TASK DESCRIPTION → Find the lines with the string "podobného" and return them.

LISTING →
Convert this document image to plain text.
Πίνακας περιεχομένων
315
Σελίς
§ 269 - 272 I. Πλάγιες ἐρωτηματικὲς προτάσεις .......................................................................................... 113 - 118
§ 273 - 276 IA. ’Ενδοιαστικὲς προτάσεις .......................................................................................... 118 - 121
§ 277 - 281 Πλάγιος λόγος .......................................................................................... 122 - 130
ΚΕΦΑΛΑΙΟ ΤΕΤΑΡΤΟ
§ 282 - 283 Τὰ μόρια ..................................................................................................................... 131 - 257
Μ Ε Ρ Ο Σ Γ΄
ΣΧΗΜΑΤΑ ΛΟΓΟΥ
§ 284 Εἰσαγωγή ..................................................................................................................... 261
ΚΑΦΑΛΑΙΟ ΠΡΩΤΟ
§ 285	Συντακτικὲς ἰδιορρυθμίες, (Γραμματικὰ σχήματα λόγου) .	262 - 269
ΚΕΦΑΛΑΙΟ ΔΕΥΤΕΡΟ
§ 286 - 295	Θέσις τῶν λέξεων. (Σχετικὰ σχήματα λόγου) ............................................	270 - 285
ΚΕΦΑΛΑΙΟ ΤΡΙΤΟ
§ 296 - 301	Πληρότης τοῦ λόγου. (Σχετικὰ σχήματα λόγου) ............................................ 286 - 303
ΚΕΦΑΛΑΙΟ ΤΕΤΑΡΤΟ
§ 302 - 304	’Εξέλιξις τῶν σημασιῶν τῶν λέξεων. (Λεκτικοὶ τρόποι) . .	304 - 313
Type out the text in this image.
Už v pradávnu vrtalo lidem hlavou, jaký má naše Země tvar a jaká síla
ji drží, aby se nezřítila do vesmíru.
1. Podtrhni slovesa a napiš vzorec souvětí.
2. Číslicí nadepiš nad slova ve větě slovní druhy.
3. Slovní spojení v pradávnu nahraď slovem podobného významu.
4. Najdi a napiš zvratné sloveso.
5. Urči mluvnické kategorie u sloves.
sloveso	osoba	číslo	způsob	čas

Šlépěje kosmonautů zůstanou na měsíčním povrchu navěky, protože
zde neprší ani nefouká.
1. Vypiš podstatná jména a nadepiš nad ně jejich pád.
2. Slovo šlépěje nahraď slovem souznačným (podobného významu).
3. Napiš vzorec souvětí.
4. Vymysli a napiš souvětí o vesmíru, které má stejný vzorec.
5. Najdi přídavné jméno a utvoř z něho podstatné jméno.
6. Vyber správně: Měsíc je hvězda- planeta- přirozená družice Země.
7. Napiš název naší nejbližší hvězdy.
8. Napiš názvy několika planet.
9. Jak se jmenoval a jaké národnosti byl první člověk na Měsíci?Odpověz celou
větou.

ANSWER TO THE PROBLEM →
3. Slovní spojení v pradávnu nahraď slovem podobného významu.
2. Slovo šlépěje nahraď slovem souznačným (podobného významu).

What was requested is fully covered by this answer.